— PROBLEM STATEMENT —
List all the lines in these records that hold "Pasta".
==========
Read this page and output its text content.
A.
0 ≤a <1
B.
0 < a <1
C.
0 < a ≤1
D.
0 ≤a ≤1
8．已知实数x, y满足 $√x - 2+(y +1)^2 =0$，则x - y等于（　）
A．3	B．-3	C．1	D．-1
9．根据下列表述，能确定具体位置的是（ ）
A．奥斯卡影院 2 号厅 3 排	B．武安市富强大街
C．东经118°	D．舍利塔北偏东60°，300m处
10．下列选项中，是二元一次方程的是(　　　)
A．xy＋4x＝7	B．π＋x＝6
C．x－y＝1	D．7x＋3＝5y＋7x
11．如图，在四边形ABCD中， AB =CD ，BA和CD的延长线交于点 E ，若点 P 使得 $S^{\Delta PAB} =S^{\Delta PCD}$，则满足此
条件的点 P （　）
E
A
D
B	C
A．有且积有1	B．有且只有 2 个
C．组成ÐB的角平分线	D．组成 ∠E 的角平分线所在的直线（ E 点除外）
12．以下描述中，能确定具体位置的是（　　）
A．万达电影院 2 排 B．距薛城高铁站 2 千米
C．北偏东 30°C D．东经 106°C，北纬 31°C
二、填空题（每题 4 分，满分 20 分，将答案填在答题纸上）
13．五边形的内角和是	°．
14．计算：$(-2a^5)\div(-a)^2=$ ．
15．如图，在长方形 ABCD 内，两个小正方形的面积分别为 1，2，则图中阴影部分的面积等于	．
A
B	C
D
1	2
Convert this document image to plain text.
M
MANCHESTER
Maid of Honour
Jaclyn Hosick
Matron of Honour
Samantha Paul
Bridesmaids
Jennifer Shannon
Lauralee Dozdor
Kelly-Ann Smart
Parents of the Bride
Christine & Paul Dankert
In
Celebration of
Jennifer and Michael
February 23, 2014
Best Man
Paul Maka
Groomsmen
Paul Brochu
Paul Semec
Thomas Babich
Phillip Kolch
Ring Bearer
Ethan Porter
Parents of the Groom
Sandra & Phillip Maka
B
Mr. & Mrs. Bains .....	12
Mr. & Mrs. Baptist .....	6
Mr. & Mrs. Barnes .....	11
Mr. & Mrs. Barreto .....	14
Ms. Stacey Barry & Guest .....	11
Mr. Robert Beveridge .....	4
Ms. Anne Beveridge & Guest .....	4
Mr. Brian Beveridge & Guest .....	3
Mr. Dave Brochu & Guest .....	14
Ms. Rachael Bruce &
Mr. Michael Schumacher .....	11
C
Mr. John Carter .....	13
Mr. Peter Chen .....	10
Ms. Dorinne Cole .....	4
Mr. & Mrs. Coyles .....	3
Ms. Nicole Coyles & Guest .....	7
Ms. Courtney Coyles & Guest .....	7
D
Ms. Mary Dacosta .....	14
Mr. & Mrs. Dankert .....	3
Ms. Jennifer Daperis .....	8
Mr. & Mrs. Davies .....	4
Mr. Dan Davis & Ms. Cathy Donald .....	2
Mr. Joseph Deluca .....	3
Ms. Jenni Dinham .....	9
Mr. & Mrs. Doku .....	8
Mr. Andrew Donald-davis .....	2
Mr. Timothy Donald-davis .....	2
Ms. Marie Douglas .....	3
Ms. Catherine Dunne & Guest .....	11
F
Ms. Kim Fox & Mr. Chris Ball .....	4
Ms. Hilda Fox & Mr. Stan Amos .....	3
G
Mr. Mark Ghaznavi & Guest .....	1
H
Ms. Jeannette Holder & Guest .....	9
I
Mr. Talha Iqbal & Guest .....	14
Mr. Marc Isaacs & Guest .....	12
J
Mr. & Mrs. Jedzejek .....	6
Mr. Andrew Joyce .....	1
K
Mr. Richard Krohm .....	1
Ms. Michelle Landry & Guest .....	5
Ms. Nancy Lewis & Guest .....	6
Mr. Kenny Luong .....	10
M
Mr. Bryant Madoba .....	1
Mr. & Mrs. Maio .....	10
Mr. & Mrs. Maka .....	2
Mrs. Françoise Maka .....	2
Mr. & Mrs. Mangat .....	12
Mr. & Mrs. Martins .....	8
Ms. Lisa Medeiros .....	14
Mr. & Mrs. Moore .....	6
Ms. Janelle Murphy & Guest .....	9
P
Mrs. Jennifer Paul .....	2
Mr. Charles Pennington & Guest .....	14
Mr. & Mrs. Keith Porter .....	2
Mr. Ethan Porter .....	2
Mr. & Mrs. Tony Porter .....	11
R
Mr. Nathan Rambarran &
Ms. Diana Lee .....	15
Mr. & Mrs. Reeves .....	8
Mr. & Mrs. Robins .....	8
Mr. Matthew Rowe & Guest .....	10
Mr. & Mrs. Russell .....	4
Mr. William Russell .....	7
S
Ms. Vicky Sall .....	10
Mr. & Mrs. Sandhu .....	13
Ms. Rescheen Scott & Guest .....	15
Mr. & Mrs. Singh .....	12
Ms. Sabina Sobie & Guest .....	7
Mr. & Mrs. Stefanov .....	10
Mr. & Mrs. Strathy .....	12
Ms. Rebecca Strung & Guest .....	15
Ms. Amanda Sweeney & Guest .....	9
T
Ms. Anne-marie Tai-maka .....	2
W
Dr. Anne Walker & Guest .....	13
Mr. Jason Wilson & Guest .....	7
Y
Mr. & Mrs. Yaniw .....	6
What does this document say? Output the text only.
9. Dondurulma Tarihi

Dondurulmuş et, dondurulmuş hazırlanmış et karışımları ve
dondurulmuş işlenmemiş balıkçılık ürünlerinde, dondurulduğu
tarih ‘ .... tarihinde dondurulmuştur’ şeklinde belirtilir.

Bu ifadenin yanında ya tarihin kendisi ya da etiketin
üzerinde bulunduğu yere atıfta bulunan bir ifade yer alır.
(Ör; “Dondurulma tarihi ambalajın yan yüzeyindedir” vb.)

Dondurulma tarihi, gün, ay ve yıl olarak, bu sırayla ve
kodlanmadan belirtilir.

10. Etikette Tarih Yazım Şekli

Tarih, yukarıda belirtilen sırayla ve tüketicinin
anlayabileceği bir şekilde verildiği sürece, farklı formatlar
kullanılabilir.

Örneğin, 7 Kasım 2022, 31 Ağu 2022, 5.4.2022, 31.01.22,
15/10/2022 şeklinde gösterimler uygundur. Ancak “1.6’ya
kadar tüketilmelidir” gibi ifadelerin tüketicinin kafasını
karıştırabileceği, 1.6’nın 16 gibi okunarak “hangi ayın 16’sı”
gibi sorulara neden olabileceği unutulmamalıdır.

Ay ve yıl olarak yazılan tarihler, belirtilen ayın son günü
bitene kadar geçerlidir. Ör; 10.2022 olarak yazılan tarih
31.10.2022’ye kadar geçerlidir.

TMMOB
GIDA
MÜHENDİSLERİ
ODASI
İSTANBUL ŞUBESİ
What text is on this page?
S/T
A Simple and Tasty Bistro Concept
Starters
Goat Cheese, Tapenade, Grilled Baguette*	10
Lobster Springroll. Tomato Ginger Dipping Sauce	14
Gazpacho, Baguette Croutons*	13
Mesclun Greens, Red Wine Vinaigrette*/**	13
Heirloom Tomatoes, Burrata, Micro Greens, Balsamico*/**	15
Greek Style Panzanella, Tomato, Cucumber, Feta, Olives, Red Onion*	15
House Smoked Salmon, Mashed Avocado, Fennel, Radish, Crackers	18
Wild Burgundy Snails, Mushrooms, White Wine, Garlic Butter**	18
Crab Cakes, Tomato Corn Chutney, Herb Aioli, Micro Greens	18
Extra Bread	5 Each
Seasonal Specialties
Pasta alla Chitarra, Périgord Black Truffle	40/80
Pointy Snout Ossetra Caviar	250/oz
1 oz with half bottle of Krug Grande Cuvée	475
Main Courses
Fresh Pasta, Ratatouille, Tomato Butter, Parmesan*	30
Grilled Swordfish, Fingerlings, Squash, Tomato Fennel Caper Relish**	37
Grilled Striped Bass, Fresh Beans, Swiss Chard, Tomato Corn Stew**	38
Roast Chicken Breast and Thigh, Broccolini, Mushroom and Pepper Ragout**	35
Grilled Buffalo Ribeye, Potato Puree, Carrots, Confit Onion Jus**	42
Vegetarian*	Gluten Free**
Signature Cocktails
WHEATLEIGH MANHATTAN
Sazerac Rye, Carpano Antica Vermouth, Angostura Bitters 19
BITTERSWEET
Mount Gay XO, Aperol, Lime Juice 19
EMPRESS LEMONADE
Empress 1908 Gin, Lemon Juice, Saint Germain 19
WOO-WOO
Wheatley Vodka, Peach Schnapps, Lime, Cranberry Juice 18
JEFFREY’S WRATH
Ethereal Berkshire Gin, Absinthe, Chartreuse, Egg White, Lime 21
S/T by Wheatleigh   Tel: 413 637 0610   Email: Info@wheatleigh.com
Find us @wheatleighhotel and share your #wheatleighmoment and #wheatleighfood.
==========
— OUTPUT OF THE TASK —
Pasta alla Chitarra, Périgord Black Truffle	40/80
Fresh Pasta, Ratatouille, Tomato Butter, Parmesan*	30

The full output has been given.